# Job
The entries need to be copied exactly.

# The records
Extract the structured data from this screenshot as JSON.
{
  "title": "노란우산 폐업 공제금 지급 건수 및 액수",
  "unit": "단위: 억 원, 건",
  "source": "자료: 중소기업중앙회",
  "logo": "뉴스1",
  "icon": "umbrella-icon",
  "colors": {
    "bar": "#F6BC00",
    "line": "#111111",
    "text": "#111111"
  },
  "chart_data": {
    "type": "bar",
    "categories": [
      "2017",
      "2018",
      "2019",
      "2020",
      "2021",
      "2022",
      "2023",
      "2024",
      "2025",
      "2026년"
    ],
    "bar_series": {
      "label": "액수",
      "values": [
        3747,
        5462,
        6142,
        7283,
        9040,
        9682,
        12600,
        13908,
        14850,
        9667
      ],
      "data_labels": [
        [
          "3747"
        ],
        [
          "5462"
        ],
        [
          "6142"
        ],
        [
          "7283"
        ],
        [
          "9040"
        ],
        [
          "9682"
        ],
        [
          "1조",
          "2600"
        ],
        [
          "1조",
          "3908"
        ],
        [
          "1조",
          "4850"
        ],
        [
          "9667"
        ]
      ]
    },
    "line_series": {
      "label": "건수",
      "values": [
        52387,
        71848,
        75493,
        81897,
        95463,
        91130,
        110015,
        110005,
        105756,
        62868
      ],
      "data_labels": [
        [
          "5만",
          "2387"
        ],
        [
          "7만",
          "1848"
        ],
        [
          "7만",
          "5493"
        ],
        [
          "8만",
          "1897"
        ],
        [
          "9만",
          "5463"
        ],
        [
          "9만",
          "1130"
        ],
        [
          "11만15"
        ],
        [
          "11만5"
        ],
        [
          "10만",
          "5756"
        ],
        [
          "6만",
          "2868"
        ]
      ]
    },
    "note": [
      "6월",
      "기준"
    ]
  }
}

# Solution to this exercise
Extract the structured data from this screenshot as JSON.
{
  "title": "노란우산 폐업 공제금 지급 건수 및 액수",
  "unit": "단위: 억 원, 건",
  "source": "자료: 중소기업중앙회",
  "logo": "뉴스1",
  "icon": "umbrella-icon",
  "colors": {
    "bar": "#F6BC00",
    "line": "#111111",
    "text": "#111111"
  },
  "chart_data": {
    "type": "bar",
    "categories": [
      "2017",
      "2018",
      "2019",
      "2020",
      "2021",
      "2022",
      "2023",
      "2024",
      "2025",
      "2026년"
    ],
    "bar_series": {
      "label": "액수",
      "values": [
        3747,
        5462,
        6142,
        7283,
        9040,
        9682,
        12600,
        13908,
        14850,
        9667
      ],
      "data_labels": [
        [
          "3747"
        ],
        [
          "5462"
        ],
        [
          "6142"
        ],
        [
          "7283"
        ],
        [
          "9040"
        ],
        [
          "9682"
        ],
        [
          "1조",
          "2600"
        ],
        [
          "1조",
          "3908"
        ],
        [
          "1조",
          "4850"
        ],
        [
          "9667"
        ]
      ]
    },
    "line_series": {
      "label": "건수",
      "values": [
        52387,
        71848,
        75493,
        81897,
        95463,
        91130,
        110015,
        110005,
        105756,
        62868
      ],
      "data_labels": [
        [
          "5만",
          "2387"
        ],
        [
          "7만",
          "1848"
        ],
        [
          "7만",
          "5493"
        ],
        [
          "8만",
          "1897"
        ],
        [
          "9만",
          "5463"
        ],
        [
          "9만",
          "1130"
        ],
        [
          "11만15"
        ],
        [
          "11만5"
        ],
        [
          "10만",
          "5756"
        ],
        [
          "6만",
          "2868"
        ]
      ]
    },
    "note": [
      "6월",
      "기준"
    ]
  }
}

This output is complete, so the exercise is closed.